[BEGIN Record excerpts]

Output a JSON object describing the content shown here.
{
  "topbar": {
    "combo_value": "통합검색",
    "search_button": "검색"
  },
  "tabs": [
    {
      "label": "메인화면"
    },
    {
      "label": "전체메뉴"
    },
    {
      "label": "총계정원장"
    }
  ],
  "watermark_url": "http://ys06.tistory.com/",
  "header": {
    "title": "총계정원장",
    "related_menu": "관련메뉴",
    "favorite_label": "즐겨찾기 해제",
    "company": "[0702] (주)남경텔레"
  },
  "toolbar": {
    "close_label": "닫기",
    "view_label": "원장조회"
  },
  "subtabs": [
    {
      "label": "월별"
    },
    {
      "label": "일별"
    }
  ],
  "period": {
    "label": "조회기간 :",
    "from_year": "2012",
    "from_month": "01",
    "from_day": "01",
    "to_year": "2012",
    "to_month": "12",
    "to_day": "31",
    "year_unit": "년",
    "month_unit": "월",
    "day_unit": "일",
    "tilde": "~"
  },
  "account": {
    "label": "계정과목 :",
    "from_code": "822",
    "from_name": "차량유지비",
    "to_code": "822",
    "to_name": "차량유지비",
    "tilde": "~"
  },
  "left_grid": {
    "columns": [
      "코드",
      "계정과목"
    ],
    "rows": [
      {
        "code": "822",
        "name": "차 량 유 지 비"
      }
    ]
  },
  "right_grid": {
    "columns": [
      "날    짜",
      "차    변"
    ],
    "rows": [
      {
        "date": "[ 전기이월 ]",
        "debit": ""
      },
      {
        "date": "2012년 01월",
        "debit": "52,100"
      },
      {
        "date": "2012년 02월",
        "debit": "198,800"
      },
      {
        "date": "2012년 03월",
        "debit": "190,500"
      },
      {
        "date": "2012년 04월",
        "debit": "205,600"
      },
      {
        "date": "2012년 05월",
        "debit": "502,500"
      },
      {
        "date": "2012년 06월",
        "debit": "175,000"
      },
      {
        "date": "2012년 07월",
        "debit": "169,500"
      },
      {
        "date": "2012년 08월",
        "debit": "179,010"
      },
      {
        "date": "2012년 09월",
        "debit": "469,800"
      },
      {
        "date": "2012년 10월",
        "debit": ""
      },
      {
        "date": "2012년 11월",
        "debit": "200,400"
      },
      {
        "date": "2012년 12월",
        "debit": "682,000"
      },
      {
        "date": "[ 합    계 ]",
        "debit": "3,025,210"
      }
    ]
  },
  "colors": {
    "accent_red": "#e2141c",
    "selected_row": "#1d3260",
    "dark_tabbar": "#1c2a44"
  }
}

[END Record excerpts]

◆ Exercise directions
All of the entries above should be written out again exactly.

◆ Expected answer
Output a JSON object describing the content shown here.
{
  "topbar": {
    "combo_value": "통합검색",
    "search_button": "검색"
  },
  "tabs": [
    {
      "label": "메인화면"
    },
    {
      "label": "전체메뉴"
    },
    {
      "label": "총계정원장"
    }
  ],
  "watermark_url": "http://ys06.tistory.com/",
  "header": {
    "title": "총계정원장",
    "related_menu": "관련메뉴",
    "favorite_label": "즐겨찾기 해제",
    "company": "[0702] (주)남경텔레"
  },
  "toolbar": {
    "close_label": "닫기",
    "view_label": "원장조회"
  },
  "subtabs": [
    {
      "label": "월별"
    },
    {
      "label": "일별"
    }
  ],
  "period": {
    "label": "조회기간 :",
    "from_year": "2012",
    "from_month": "01",
    "from_day": "01",
    "to_year": "2012",
    "to_month": "12",
    "to_day": "31",
    "year_unit": "년",
    "month_unit": "월",
    "day_unit": "일",
    "tilde": "~"
  },
  "account": {
    "label": "계정과목 :",
    "from_code": "822",
    "from_name": "차량유지비",
    "to_code": "822",
    "to_name": "차량유지비",
    "tilde": "~"
  },
  "left_grid": {
    "columns": [
      "코드",
      "계정과목"
    ],
    "rows": [
      {
        "code": "822",
        "name": "차 량 유 지 비"
      }
    ]
  },
  "right_grid": {
    "columns": [
      "날    짜",
      "차    변"
    ],
    "rows": [
      {
        "date": "[ 전기이월 ]",
        "debit": ""
      },
      {
        "date": "2012년 01월",
        "debit": "52,100"
      },
      {
        "date": "2012년 02월",
        "debit": "198,800"
      },
      {
        "date": "2012년 03월",
        "debit": "190,500"
      },
      {
        "date": "2012년 04월",
        "debit": "205,600"
      },
      {
        "date": "2012년 05월",
        "debit": "502,500"
      },
      {
        "date": "2012년 06월",
        "debit": "175,000"
      },
      {
        "date": "2012년 07월",
        "debit": "169,500"
      },
      {
        "date": "2012년 08월",
        "debit": "179,010"
      },
      {
        "date": "2012년 09월",
        "debit": "469,800"
      },
      {
        "date": "2012년 10월",
        "debit": ""
      },
      {
        "date": "2012년 11월",
        "debit": "200,400"
      },
      {
        "date": "2012년 12월",
        "debit": "682,000"
      },
      {
        "date": "[ 합    계 ]",
        "debit": "3,025,210"
      }
    ]
  },
  "colors": {
    "accent_red": "#e2141c",
    "selected_row": "#1d3260",
    "dark_tabbar": "#1c2a44"
  }
}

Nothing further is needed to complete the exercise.